GIVEN TASK: Using the data beneath, show every line that includes the word "immune".

RECORDS FOR PROCESSING:
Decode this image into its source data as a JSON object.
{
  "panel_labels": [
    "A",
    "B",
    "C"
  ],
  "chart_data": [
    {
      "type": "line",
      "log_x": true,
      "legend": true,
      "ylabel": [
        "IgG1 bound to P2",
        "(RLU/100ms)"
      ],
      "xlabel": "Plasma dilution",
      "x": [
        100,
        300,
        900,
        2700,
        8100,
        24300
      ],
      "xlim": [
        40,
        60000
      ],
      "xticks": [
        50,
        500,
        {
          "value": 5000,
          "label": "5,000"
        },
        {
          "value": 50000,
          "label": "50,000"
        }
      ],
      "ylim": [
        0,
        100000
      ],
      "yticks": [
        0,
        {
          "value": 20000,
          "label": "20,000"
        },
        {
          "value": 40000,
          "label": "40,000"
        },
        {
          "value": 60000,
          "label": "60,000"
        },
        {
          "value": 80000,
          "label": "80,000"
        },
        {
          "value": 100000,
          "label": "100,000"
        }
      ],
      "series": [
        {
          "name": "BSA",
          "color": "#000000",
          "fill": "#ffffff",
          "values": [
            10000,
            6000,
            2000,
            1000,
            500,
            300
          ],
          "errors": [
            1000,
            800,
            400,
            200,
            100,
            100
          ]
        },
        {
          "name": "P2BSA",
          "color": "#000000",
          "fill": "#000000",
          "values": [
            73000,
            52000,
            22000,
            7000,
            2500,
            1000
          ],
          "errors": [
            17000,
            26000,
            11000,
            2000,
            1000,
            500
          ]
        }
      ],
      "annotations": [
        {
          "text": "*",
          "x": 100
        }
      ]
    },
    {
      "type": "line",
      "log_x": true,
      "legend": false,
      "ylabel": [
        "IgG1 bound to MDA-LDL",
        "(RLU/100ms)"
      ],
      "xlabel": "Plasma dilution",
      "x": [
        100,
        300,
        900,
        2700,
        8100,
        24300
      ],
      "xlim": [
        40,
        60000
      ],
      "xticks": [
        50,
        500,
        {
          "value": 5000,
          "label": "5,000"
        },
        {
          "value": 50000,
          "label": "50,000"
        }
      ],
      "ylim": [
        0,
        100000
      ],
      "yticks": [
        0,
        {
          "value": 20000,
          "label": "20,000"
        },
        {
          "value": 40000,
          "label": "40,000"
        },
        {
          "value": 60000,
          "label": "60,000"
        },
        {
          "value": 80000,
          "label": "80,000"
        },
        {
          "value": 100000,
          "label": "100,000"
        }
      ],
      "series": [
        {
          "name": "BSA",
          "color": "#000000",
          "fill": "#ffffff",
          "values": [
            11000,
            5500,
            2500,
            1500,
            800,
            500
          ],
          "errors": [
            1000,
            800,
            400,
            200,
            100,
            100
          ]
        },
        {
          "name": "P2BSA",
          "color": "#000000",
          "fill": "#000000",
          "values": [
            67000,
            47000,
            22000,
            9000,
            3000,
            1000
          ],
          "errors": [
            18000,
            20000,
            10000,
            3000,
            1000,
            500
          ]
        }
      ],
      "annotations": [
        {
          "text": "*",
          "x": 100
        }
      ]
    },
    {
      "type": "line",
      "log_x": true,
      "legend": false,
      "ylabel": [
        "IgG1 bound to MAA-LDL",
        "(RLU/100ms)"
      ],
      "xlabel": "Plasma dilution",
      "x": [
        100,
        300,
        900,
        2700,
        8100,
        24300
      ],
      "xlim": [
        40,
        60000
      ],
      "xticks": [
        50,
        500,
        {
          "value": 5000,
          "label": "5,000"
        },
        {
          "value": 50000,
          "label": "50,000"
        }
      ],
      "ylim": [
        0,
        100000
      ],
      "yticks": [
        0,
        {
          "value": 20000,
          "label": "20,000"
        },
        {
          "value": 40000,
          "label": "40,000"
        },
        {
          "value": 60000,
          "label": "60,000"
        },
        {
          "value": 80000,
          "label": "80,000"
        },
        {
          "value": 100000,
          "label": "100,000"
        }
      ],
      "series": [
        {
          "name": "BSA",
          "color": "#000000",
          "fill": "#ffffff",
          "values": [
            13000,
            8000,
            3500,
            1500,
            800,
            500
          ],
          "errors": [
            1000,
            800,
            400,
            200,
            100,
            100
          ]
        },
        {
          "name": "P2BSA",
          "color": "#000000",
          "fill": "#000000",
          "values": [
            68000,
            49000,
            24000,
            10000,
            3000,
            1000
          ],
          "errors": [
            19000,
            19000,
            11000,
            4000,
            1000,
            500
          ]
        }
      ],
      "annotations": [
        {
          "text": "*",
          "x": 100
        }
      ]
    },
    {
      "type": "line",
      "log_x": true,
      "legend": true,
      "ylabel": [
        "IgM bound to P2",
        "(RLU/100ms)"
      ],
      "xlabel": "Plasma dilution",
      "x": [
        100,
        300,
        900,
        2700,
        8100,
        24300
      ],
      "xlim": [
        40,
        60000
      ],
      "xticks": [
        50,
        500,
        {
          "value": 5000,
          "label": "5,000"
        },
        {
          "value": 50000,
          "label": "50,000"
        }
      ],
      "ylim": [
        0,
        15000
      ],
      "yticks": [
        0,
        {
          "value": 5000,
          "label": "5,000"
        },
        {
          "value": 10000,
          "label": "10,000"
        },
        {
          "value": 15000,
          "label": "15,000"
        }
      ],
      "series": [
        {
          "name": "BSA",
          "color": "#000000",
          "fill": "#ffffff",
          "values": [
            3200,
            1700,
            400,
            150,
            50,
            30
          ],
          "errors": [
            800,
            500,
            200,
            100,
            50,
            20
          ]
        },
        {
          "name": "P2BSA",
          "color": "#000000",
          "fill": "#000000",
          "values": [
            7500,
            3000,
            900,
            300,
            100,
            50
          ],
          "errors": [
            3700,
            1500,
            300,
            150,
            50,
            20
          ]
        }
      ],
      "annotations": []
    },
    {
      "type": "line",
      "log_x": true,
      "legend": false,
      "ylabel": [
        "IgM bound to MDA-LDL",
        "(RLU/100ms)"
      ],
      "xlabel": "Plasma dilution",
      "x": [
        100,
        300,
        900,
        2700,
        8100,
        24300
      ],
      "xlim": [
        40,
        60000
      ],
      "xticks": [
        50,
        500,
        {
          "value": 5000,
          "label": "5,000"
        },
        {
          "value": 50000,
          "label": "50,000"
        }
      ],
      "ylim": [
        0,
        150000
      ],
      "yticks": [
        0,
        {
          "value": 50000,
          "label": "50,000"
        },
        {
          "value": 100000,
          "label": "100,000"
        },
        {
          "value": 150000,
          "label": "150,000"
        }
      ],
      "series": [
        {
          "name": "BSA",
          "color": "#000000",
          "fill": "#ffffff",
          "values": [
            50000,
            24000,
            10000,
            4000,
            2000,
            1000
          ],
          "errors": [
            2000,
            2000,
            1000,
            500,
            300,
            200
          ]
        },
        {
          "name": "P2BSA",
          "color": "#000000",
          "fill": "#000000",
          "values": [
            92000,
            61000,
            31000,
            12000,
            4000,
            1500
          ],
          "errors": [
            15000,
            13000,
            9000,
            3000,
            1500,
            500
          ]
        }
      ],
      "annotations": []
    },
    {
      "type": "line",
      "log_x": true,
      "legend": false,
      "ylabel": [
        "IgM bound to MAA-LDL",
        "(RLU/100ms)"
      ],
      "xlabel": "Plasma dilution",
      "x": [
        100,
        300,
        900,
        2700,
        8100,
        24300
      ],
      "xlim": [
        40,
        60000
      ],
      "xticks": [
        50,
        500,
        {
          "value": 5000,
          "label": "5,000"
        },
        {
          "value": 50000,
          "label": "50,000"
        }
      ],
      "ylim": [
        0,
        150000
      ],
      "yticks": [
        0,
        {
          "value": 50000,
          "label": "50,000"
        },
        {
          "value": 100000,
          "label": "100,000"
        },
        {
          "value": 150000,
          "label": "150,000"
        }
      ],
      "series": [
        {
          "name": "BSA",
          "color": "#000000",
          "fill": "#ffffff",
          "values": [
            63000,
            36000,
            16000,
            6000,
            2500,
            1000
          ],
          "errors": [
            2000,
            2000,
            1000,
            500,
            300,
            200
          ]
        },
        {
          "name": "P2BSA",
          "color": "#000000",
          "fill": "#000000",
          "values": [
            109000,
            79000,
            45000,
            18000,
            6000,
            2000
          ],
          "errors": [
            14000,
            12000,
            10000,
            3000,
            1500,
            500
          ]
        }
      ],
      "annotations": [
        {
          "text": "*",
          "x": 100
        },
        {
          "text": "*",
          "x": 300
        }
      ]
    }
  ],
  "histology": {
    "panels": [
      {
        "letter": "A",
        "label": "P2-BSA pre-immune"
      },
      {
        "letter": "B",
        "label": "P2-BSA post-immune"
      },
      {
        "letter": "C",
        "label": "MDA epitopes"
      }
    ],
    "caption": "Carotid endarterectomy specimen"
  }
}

REPLY TO THE EXERCISE:
        "label": "P2-BSA pre-immune"
        "label": "P2-BSA post-immune"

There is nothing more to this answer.